» **Extracted records**:
+-------+

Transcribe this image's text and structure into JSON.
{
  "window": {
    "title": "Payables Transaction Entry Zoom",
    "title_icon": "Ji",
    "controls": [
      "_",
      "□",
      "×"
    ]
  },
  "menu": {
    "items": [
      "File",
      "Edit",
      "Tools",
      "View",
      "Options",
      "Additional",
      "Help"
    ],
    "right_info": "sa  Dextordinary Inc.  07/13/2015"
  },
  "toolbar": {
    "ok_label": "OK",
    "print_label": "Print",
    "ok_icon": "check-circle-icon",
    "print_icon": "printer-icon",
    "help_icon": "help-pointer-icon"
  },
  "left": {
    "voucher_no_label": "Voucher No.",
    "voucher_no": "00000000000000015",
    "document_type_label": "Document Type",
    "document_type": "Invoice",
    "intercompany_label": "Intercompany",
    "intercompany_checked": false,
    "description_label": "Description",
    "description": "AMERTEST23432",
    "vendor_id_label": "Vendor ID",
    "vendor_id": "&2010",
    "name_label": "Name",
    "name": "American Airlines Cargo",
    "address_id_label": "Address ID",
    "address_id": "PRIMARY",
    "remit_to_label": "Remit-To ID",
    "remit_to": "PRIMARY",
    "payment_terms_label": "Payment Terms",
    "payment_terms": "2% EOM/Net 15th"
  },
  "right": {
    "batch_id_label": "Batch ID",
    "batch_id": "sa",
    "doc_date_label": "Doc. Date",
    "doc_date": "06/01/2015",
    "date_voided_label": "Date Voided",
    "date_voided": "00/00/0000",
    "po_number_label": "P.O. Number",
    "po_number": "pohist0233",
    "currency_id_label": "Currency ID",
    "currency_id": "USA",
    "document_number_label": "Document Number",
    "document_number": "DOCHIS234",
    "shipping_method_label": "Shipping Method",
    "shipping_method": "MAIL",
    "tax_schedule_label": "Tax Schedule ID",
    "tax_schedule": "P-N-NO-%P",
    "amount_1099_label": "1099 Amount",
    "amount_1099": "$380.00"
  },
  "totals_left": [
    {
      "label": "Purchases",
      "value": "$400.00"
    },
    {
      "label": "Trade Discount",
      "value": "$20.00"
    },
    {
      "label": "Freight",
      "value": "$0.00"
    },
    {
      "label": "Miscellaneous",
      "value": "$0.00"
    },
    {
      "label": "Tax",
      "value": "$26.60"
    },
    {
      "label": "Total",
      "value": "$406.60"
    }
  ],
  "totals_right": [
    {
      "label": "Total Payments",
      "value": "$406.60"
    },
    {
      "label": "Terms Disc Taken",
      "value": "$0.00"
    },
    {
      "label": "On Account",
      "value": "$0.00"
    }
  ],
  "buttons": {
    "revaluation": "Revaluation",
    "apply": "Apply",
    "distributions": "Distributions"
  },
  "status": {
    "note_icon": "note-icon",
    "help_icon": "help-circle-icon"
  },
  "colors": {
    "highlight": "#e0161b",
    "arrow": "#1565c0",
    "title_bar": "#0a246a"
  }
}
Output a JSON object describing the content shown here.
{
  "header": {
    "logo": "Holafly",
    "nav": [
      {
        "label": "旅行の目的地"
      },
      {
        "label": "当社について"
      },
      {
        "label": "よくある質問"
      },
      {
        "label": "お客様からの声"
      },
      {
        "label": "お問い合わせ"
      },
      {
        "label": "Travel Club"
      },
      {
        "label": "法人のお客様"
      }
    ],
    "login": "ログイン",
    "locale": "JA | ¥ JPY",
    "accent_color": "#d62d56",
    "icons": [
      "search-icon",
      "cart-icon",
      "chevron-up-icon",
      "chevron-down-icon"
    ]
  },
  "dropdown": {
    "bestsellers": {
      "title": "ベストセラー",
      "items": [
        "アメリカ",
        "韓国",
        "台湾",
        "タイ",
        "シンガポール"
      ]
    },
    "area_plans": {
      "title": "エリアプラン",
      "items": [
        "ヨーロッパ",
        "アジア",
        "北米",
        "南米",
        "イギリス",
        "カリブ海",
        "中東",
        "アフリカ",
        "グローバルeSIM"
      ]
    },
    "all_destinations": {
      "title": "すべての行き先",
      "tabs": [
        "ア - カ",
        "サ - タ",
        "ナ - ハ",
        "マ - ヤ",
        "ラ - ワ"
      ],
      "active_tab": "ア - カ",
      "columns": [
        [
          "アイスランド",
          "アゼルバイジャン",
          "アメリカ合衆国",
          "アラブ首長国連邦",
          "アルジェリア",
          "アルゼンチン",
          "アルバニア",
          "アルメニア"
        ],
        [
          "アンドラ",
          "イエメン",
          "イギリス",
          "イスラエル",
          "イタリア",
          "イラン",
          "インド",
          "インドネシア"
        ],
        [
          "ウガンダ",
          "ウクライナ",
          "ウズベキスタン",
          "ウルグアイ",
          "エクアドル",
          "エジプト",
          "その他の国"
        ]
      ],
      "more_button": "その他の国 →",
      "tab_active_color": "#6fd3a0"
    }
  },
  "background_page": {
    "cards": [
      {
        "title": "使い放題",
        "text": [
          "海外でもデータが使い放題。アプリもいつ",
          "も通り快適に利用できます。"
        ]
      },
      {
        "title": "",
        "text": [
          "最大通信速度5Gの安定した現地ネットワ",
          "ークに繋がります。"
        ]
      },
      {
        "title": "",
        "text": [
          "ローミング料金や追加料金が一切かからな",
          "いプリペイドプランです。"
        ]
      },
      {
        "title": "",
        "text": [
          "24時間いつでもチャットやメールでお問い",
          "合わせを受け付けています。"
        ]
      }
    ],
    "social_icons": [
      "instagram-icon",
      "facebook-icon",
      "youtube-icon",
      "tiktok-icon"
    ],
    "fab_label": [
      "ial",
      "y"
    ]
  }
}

+-------+

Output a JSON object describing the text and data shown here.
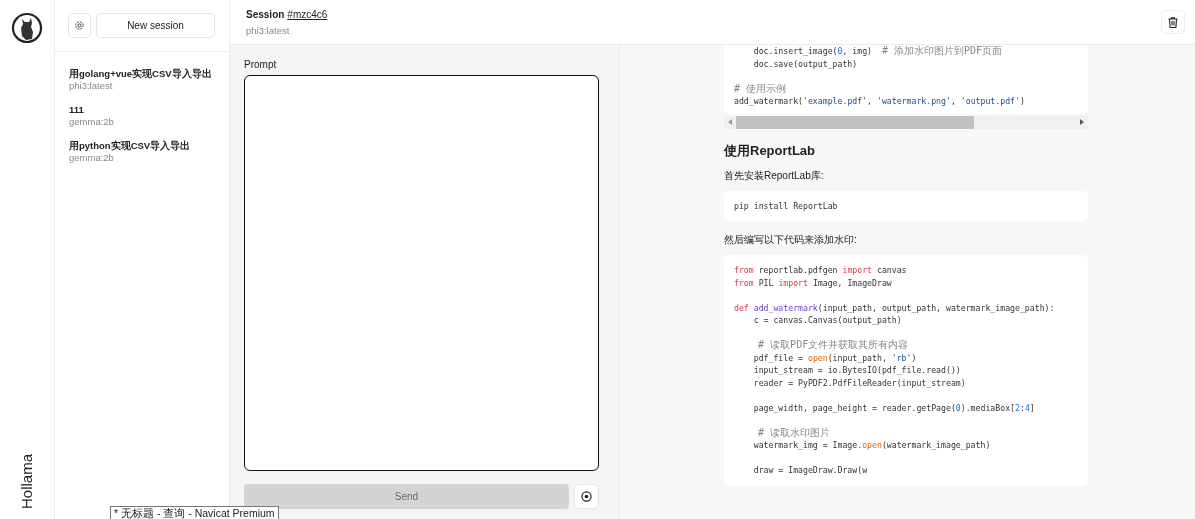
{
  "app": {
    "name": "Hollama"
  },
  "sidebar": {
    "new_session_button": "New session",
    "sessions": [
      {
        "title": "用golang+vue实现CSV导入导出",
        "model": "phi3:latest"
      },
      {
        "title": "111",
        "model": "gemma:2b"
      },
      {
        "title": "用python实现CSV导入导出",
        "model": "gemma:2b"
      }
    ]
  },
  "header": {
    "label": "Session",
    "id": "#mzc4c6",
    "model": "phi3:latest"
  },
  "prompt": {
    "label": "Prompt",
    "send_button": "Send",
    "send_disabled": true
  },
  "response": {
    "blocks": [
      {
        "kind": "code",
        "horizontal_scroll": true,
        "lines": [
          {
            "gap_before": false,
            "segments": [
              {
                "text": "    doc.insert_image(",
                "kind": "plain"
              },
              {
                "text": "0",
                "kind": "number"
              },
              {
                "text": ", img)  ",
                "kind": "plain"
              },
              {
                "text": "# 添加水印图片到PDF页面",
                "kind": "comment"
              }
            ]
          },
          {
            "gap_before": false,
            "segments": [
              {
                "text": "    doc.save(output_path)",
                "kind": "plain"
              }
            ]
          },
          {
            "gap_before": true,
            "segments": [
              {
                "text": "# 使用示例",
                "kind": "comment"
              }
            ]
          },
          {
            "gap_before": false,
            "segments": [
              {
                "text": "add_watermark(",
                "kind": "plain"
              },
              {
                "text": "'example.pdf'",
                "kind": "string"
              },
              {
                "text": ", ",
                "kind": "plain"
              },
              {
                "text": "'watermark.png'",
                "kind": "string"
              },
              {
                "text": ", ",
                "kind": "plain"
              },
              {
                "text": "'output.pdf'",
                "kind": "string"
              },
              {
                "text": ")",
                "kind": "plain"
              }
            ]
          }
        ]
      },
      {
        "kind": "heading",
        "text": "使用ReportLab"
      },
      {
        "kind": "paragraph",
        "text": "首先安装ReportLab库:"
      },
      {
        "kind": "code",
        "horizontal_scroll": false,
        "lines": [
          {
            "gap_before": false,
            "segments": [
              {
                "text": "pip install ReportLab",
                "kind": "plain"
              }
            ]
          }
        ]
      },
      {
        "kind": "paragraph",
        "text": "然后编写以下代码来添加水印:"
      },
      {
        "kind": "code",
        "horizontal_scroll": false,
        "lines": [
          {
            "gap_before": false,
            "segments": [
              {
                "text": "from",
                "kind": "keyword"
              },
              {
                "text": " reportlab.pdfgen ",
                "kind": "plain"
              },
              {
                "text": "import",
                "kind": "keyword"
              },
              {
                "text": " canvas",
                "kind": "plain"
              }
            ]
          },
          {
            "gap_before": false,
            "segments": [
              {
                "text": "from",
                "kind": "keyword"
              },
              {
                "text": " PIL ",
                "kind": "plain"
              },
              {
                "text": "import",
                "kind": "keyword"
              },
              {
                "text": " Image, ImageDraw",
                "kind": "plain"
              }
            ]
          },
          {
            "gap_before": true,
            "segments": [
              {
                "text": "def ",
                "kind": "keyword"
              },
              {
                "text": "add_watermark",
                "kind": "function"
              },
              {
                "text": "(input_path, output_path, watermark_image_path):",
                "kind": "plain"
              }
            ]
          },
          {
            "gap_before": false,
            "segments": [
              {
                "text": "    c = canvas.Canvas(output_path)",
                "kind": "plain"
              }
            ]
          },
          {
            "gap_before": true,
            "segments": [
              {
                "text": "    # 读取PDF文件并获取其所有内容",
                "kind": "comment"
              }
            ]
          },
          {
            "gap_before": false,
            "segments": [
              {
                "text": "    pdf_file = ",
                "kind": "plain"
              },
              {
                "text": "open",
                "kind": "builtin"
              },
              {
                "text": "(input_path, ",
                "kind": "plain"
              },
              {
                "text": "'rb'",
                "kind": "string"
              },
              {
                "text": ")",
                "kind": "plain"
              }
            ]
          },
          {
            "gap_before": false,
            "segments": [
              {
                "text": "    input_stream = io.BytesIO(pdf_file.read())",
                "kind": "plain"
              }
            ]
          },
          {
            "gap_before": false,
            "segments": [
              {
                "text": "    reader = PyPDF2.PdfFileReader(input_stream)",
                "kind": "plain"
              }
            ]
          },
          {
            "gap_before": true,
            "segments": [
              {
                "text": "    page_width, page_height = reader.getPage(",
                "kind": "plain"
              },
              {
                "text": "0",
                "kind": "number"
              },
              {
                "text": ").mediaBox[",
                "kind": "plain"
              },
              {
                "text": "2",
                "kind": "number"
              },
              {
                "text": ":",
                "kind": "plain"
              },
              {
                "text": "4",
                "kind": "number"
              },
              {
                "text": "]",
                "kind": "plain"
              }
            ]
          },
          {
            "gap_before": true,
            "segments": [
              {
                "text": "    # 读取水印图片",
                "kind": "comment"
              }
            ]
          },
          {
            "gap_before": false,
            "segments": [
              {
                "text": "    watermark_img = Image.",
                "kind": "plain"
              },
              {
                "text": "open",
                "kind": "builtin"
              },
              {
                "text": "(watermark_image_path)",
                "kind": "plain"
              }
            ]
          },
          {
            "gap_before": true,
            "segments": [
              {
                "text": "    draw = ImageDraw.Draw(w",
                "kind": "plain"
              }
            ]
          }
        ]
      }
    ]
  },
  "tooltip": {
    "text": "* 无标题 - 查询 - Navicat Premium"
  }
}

+-------+

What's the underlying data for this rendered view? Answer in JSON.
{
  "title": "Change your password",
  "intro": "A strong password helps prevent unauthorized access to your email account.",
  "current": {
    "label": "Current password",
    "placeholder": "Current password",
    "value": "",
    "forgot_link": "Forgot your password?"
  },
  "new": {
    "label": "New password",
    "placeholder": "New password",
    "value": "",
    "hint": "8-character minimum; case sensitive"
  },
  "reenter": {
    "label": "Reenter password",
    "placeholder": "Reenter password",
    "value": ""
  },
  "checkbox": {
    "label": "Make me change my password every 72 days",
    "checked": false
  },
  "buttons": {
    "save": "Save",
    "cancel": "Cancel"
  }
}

+-------+

» **GIVEN REQUEST**: Pick out every line holding the string "describing" and return it.

» **SOLUTION TO THE PROBLEM**:
Output a JSON object describing the content shown here.
Output a JSON object describing the text and data shown here.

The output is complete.